_STATED GOAL_:
Identify each line below that contains the word "BLACK", and copy it out.

_EXTRACTED MATERIAL_:
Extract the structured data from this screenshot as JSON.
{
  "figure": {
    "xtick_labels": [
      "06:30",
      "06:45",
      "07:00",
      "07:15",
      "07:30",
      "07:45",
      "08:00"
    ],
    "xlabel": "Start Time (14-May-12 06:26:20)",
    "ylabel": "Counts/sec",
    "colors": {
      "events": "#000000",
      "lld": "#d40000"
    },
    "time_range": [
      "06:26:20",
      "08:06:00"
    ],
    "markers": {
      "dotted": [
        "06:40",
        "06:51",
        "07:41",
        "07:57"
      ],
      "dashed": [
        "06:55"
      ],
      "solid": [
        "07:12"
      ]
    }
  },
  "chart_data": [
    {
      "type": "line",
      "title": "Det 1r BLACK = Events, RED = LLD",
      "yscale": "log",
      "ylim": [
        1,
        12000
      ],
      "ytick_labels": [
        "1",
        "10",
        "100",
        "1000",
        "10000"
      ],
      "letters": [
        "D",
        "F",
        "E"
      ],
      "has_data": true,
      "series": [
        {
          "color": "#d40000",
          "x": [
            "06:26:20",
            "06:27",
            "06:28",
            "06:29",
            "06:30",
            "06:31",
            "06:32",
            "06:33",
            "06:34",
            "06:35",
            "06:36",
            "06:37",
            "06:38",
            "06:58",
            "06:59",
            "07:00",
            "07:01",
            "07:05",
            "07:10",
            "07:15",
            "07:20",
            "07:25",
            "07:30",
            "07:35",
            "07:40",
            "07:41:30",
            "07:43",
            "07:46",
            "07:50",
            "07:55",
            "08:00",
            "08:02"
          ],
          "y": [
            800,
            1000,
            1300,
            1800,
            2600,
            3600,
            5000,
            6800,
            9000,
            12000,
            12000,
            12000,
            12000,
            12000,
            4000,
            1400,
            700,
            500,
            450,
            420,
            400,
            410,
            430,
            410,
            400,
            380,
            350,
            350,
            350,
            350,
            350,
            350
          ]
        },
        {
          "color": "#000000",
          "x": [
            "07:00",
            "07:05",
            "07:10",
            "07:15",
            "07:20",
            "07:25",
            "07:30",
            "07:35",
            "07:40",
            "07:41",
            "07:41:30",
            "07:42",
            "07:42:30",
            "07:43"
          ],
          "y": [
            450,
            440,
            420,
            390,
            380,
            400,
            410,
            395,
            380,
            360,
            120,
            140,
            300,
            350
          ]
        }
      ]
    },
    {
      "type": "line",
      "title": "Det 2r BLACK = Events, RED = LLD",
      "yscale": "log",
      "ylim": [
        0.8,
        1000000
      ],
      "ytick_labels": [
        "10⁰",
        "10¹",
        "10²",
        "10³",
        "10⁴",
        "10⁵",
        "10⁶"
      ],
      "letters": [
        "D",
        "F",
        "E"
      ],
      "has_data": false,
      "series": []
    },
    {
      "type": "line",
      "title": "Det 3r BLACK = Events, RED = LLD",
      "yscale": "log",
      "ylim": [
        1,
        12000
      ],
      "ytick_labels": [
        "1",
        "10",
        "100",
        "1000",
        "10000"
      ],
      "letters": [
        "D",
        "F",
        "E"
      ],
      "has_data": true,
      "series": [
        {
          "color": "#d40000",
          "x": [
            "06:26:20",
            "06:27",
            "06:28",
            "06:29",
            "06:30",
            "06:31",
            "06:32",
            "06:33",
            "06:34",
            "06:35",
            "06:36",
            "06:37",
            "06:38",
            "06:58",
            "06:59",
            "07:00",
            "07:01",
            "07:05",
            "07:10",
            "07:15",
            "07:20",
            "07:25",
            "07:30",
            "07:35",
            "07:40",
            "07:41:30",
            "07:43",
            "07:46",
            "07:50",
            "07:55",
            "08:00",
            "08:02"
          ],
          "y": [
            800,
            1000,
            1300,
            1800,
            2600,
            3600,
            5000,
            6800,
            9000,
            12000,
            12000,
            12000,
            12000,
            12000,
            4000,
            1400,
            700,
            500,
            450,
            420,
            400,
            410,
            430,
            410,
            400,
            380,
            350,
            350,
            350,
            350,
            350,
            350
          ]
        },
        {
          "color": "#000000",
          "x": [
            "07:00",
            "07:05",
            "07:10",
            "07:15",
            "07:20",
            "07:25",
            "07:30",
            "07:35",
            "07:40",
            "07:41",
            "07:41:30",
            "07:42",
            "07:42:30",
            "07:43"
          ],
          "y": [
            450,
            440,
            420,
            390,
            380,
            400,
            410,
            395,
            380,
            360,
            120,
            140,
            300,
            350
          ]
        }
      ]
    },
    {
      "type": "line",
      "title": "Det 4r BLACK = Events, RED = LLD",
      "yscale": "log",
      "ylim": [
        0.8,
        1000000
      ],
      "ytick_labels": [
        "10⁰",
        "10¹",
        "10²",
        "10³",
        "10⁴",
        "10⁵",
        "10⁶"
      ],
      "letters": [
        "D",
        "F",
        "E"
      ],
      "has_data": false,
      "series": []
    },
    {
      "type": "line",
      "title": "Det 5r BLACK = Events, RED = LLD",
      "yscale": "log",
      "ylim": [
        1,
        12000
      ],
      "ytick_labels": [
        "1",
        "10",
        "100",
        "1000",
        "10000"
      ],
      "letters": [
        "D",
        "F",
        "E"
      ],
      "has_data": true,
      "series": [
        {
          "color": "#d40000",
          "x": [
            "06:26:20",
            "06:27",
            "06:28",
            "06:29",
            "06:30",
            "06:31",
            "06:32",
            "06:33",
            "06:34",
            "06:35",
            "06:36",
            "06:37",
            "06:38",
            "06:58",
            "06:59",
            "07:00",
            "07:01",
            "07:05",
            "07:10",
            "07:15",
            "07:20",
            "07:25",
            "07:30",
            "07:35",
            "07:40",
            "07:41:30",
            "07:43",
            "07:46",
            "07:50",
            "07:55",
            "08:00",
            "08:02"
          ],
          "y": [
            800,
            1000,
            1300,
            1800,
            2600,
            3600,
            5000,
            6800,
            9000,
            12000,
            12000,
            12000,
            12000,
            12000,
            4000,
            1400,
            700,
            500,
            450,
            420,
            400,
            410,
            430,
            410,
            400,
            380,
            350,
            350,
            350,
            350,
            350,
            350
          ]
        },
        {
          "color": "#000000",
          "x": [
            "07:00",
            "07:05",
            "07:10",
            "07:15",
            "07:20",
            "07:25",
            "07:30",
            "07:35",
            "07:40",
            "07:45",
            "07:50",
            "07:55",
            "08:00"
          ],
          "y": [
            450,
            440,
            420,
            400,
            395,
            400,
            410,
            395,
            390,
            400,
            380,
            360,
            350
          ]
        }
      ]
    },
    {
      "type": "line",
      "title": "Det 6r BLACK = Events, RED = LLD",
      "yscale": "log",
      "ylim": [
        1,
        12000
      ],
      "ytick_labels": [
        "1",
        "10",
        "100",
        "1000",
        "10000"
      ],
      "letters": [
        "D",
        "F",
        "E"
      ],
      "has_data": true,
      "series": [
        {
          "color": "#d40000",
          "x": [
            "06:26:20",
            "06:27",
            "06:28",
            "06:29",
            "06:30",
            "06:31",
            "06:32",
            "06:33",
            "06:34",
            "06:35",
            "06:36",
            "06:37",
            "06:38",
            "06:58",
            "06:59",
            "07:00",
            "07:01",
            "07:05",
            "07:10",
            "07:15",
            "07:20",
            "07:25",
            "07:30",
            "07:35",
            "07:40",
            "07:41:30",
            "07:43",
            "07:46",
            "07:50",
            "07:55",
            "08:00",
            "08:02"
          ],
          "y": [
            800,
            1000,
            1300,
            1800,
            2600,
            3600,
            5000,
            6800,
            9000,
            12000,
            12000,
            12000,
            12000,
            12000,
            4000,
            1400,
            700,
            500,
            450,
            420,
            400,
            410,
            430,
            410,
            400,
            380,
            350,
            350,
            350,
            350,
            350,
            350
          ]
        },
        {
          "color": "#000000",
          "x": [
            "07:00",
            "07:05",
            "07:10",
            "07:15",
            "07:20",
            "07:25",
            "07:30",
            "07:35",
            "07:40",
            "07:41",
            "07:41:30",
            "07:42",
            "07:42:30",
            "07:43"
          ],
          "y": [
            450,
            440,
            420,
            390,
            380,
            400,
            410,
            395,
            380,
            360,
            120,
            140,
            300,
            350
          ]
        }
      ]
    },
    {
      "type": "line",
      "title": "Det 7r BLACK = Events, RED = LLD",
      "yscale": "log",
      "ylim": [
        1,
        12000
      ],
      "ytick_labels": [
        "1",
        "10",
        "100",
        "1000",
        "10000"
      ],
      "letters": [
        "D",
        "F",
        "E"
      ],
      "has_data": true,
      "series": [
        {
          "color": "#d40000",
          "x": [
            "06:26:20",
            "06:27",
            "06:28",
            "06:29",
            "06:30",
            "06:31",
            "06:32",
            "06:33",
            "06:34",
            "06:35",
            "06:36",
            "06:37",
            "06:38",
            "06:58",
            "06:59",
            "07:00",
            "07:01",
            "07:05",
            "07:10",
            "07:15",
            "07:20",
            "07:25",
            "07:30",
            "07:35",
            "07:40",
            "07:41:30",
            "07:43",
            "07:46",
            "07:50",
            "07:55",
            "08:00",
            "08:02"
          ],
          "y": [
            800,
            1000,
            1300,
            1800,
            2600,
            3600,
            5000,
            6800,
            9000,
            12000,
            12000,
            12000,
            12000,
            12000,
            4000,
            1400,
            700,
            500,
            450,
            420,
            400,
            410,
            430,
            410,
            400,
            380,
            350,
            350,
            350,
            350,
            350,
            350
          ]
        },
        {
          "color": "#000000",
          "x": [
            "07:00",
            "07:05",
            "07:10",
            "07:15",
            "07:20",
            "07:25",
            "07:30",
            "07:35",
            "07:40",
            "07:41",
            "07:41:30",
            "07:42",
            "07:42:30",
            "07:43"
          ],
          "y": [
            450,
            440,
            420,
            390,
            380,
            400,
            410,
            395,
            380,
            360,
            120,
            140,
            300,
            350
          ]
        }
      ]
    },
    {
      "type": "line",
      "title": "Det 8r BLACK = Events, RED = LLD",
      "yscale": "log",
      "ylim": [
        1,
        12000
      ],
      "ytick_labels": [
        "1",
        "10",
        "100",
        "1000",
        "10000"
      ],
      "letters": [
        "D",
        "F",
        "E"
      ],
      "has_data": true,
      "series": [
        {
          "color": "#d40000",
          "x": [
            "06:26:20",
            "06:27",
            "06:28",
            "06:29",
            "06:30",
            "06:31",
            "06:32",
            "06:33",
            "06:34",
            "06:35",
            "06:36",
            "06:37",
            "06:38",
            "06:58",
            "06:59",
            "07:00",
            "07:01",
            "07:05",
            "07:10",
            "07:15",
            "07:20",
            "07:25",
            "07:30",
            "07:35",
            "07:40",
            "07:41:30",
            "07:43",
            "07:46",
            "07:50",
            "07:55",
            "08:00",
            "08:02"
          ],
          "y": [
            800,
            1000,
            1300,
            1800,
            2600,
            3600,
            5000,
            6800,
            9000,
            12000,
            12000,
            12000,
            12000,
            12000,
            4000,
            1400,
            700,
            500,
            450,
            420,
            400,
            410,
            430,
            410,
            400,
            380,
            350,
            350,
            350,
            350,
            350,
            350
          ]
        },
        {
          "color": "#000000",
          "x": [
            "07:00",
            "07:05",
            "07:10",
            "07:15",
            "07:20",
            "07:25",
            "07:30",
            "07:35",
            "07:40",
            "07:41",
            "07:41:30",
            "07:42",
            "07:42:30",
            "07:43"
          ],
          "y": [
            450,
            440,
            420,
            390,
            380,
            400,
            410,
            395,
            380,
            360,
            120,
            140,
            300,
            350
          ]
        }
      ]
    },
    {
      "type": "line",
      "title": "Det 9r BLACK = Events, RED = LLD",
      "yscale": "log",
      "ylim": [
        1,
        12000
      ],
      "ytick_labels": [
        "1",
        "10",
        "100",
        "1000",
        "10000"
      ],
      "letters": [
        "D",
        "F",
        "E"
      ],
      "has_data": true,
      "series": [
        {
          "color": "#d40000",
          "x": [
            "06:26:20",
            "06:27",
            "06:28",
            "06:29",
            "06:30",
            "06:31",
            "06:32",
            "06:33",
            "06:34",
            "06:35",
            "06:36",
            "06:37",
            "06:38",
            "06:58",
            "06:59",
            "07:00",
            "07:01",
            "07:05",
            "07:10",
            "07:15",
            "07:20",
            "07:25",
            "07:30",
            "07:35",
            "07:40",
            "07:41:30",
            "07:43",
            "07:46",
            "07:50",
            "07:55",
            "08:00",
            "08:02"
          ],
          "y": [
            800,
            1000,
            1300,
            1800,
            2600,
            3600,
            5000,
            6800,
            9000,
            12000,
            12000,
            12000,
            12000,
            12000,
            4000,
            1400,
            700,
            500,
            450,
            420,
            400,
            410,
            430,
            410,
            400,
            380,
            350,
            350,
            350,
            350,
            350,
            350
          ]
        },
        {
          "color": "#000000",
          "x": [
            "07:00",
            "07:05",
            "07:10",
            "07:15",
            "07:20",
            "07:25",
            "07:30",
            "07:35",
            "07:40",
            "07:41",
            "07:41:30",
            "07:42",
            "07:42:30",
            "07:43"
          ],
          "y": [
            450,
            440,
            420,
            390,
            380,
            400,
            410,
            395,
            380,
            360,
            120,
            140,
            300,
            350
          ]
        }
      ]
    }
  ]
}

_EXERCISE ANSWER_:
      "title": "Det 1r BLACK = Events, RED = LLD",
      "title": "Det 2r BLACK = Events, RED = LLD",
      "title": "Det 3r BLACK = Events, RED = LLD",
      "title": "Det 4r BLACK = Events, RED = LLD",
      "title": "Det 5r BLACK = Events, RED = LLD",
      "title": "Det 6r BLACK = Events, RED = LLD",
      "title": "Det 7r BLACK = Events, RED = LLD",
      "title": "Det 8r BLACK = Events, RED = LLD",
      "title": "Det 9r BLACK = Events, RED = LLD",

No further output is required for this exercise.